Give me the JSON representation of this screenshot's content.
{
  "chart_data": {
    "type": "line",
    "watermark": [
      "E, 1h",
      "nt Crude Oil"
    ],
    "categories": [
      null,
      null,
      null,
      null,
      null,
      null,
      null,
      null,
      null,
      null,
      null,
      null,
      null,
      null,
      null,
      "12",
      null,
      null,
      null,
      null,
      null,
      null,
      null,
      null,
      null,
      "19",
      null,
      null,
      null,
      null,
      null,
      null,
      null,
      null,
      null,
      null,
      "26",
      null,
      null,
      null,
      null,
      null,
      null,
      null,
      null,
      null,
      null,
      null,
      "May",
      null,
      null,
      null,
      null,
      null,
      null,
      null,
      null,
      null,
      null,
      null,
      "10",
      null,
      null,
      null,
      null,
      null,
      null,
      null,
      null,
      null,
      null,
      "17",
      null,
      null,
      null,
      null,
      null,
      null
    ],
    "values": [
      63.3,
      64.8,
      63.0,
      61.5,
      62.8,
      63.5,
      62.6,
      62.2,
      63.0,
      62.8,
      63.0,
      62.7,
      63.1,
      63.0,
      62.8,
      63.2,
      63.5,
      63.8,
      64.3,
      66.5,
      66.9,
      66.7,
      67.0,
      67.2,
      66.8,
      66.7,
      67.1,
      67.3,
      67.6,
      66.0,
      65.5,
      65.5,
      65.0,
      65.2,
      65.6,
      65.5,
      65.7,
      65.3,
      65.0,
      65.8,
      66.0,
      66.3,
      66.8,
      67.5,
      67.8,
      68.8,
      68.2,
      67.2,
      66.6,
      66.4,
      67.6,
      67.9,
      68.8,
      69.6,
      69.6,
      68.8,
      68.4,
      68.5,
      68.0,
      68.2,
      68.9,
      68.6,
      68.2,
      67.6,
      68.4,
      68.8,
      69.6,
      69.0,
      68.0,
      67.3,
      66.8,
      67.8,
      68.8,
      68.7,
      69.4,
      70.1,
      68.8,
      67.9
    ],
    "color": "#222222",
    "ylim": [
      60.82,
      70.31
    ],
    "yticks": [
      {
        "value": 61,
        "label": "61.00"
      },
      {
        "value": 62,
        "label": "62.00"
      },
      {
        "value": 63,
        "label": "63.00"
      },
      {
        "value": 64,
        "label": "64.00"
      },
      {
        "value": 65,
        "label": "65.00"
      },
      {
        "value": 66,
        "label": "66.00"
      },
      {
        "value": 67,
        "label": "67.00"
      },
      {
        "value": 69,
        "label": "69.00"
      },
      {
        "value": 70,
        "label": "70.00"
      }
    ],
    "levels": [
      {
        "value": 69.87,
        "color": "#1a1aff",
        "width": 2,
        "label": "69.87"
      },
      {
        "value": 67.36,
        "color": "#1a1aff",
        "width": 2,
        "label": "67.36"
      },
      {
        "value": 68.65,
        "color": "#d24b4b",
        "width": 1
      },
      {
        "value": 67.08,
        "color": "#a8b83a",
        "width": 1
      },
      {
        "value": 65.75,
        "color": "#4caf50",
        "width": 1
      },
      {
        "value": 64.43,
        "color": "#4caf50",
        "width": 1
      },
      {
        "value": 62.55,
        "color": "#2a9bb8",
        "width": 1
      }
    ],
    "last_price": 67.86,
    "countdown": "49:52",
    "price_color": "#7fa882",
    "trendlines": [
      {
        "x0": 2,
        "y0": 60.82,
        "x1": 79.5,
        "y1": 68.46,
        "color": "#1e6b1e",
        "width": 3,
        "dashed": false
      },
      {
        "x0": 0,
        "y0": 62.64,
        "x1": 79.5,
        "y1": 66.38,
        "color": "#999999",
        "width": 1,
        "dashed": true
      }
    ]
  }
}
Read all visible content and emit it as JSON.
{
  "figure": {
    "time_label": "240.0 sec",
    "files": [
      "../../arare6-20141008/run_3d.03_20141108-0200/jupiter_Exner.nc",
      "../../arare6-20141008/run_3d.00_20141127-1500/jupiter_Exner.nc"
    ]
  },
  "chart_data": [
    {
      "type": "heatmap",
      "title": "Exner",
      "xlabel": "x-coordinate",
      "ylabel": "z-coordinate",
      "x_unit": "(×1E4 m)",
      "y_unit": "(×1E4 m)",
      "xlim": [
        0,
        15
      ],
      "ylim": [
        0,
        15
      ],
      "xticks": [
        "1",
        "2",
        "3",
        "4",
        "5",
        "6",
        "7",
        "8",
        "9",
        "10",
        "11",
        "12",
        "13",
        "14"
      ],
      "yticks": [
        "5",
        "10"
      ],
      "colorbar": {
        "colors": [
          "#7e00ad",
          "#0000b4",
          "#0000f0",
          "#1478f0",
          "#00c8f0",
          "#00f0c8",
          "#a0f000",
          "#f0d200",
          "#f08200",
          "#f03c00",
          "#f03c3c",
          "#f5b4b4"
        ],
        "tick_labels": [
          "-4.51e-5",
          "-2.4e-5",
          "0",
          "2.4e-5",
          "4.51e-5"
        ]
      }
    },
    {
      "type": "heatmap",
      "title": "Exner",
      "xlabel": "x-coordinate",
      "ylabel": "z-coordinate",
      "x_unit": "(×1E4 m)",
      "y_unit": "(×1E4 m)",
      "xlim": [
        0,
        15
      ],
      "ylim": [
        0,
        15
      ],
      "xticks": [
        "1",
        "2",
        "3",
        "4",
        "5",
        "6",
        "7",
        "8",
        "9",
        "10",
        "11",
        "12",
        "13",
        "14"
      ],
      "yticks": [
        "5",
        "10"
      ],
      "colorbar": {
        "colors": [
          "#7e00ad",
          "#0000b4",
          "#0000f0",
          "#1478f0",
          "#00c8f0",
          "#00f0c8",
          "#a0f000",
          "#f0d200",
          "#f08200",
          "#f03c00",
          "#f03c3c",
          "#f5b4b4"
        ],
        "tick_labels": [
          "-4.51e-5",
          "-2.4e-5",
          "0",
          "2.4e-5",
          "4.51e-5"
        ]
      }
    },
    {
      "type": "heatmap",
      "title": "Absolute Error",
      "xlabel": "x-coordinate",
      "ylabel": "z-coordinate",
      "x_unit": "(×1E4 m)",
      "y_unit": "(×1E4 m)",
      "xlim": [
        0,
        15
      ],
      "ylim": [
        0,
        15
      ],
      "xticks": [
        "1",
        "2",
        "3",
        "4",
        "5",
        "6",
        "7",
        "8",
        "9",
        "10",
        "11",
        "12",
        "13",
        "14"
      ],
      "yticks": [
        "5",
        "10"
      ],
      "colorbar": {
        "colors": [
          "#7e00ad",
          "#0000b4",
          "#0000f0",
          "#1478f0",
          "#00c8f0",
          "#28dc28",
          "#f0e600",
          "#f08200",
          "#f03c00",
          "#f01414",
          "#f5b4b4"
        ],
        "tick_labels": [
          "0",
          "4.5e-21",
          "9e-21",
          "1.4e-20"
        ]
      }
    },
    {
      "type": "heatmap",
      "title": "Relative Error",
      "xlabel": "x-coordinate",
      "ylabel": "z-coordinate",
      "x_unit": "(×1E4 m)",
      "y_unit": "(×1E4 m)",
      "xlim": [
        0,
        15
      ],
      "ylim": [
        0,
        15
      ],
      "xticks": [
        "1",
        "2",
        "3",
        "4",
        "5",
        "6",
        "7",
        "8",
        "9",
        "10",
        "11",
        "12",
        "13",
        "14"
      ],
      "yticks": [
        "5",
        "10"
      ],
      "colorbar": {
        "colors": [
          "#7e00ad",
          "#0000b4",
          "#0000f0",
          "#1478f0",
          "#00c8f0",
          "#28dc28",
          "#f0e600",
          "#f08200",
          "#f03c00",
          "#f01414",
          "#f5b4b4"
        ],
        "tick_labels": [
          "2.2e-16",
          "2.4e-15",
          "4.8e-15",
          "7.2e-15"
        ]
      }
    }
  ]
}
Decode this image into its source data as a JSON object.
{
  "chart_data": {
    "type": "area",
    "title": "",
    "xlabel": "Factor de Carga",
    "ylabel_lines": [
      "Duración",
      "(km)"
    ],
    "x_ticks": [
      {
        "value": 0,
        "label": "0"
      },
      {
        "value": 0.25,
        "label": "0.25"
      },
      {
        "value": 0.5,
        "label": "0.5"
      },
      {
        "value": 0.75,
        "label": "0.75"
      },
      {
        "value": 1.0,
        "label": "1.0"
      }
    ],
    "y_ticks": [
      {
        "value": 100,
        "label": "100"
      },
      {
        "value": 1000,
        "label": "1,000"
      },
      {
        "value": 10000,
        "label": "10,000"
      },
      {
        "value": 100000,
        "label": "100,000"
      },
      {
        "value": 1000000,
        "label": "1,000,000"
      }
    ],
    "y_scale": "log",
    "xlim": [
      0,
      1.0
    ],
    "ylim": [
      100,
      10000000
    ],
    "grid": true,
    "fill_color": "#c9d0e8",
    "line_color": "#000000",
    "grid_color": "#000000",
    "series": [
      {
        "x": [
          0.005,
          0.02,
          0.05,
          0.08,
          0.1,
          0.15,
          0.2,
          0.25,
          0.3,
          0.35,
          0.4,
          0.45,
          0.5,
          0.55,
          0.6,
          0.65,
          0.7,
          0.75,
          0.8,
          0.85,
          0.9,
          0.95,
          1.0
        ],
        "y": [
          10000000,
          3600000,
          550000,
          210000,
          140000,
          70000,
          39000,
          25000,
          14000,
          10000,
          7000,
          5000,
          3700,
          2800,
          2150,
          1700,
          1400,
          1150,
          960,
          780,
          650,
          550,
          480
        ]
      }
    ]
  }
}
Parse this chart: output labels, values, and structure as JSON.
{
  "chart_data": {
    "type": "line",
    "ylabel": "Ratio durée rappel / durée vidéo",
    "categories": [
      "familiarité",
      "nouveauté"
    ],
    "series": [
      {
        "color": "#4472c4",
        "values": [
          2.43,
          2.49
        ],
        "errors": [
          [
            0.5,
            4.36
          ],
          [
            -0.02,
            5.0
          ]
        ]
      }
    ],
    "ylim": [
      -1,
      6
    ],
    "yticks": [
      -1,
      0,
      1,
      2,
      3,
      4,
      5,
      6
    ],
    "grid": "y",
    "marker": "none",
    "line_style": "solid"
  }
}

::::

What is expected: Say how many lines in the records above hold "JSON", and give no other text.

Exercise solution: 4